● **Quoted text**
┄┄┄┄┄┄┄┄┄┄┄┄┄┄┄┄┄┄┄┄
A few years ago, when we were newly married and had just moved in to our first home together hubby baked me a birthday cake. Looking back, it was my first homemade birthday cake in quite a few years. He literally stayed up all night to make it for me, it was a German chocolate cake. Not a German recipe for chocolate cake, the cake was apparently named after a brand of chocolate. The cake he made was delicious and shared with my family on the night of my birthday.  German chocolate cake has a specific frosting – a pecan and coconut frosting made with evaporated milk and egg yolks.

The recipe I used today is from Baked: New Frontiers in Baking. I’m yet to find a recipe I don’t like in either of the two Baked cookbooks (New Frontiers in Baking and Baked Explorations). Could be because I keep choosing to make the chocolate recipes? I made one substitution today - I used regular pain flour instead of cake flour as my local supermarket didn’t have it in stock. I read somewhere you should subtract two tablespoons of plain flour for each cup used when making this substitution. Of course, I read this after I’d made the cake. The crumb is so soft, almost too soft. I wonder if this is due to the flour, I’ll have to pick up some cake flour and try it again. Sweetapolita did an interesting post on types of flour recently.
┄┄┄┄┄┄┄┄┄┄┄┄┄┄┄┄┄┄┄┄
● **Given exercise**
Continue the passage above about baking a German chocolate cake, picking up right after its final sentence.

● **Records**
┄┄┄┄┄┄┄┄┄┄┄┄┄┄┄┄┄┄┄┄
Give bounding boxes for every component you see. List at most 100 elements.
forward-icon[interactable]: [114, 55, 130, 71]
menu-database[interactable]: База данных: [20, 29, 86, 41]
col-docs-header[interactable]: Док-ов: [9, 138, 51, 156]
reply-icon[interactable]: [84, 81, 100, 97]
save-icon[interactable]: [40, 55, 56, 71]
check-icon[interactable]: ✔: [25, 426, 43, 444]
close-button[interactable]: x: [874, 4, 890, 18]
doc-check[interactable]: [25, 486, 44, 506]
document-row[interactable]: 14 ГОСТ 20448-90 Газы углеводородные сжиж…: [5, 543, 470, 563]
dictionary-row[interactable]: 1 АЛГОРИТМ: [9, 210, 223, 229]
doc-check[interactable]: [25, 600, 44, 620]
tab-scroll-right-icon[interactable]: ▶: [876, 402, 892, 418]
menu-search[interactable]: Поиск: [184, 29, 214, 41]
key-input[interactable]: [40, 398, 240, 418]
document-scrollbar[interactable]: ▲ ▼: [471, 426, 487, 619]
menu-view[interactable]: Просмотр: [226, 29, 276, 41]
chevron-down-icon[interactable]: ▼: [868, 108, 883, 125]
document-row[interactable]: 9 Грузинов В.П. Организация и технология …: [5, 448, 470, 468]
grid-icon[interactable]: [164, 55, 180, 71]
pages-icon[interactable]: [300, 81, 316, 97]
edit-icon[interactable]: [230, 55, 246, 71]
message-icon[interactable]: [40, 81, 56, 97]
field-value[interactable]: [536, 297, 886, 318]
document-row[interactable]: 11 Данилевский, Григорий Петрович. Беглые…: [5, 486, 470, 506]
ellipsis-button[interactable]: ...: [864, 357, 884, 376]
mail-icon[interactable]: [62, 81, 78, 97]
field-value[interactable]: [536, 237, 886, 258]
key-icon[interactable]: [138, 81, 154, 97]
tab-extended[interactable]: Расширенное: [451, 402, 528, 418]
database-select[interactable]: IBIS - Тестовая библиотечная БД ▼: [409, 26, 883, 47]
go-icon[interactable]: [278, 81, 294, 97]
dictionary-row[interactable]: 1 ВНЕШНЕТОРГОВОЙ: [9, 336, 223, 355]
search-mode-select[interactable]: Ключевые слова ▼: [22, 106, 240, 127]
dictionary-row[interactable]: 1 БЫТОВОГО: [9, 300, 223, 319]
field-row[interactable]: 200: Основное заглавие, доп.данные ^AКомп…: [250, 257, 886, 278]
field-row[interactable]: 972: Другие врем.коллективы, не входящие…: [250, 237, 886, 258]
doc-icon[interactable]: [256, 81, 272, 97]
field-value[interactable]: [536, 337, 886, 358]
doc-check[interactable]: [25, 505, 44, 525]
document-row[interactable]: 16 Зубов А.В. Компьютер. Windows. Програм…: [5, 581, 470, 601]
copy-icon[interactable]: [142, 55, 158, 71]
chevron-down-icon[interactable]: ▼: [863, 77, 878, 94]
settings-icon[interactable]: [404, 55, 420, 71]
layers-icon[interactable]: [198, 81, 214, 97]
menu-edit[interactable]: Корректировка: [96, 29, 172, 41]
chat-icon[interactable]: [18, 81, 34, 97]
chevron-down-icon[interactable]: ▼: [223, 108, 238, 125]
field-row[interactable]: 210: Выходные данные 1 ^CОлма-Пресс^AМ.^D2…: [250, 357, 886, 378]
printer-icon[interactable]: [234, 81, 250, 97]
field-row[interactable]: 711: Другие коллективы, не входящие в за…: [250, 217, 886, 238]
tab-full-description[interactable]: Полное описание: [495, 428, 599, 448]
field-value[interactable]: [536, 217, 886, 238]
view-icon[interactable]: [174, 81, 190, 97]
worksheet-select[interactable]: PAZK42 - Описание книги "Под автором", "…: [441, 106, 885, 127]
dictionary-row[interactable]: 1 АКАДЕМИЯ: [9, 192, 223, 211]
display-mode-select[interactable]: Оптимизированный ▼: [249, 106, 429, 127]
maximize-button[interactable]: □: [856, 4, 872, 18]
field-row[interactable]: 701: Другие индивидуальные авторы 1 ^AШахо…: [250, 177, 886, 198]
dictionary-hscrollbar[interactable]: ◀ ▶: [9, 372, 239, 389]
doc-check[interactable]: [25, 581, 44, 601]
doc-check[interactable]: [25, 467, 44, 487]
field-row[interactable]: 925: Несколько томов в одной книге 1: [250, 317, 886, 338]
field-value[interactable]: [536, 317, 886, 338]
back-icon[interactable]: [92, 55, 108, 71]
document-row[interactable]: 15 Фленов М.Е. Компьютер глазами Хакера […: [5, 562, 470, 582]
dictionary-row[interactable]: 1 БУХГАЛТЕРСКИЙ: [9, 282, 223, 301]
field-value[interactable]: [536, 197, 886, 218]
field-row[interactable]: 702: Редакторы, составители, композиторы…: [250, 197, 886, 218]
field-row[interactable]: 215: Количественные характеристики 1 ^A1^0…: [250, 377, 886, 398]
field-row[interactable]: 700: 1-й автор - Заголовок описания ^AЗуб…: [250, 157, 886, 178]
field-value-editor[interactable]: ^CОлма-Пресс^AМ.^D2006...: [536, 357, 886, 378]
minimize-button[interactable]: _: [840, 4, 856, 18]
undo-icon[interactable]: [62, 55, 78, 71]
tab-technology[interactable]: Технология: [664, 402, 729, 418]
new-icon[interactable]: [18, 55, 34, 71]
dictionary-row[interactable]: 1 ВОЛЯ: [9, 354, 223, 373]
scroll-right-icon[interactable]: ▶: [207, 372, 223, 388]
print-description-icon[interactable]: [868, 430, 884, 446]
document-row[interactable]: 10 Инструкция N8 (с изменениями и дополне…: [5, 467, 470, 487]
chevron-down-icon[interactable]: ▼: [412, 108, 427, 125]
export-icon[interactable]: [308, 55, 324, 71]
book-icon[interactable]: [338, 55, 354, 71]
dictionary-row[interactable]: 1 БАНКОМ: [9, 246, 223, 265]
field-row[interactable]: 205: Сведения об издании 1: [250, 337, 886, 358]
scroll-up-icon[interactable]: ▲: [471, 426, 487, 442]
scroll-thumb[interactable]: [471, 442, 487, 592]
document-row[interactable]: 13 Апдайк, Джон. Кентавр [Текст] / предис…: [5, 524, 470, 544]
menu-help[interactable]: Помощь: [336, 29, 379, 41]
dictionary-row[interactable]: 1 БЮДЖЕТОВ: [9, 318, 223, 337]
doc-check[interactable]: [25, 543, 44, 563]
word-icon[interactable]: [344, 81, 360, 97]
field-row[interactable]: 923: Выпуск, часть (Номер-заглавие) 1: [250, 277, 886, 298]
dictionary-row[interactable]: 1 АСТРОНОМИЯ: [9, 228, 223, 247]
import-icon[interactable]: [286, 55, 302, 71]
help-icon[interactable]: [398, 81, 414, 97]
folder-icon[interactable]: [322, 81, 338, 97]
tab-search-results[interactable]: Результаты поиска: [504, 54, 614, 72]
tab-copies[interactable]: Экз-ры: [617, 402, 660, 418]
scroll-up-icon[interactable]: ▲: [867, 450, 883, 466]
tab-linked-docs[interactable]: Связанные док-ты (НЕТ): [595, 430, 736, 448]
┄┄┄┄┄┄┄┄┄┄┄┄┄┄┄┄┄┄┄┄
● **Exercise output**
I still have the original recipe hubby used, written on the back of two envelopes. Me, sentimental?

Click here for German chocolate cake recipe
Click here for the Baked: New Frontiers in Baking cookbook

Chocolate Chip Cookies

I’m on a mission to perfect the chocolate chip cookie. It needs to be chocolate filled, chewy but not undercooked in the centre, browned on the edges and not too salty. These cookies are good, very good even, but not great. Yet.

I made one batch of dough then divided it into three parts. One part I baked immediately. The second I refrigerated for about 8-10 hours. The third I froze overnight then baked straight from the freezer. The batch I baked straight from the mixing bowl were the least chewy of the three. The cookies baked with frozen dough were thicker and more dense than the other two batches, but were still chewy in the centre and crisp on the edges. I think I’d choose the frozen dough cookies as my favourite this time.

Chocolate Chip Cookies 
Adapted from Baked: New Frontiers in Baking
Makes 24 cookies (I used a 2-tablespoon scoop and got closer to 30 cookies)

Ingredients

2 cups all-purpose flour
1 teaspoon salt (this was too much for me, next time I’ll halve it)
1 teaspoon baking soda
1 cup (2 sticks) chilled unsalted butter, chopped into small pieces
1 cup firmly packed brown sugar
1/2 cup granulated sugar
1 large egg plus 1 egg yolk
2 teaspoons vanilla extract
2 packets Cadbury Milk Chocolate Chips

Directions

 In a large bowl, whisk the flour, salt, and baking soda together; set aside.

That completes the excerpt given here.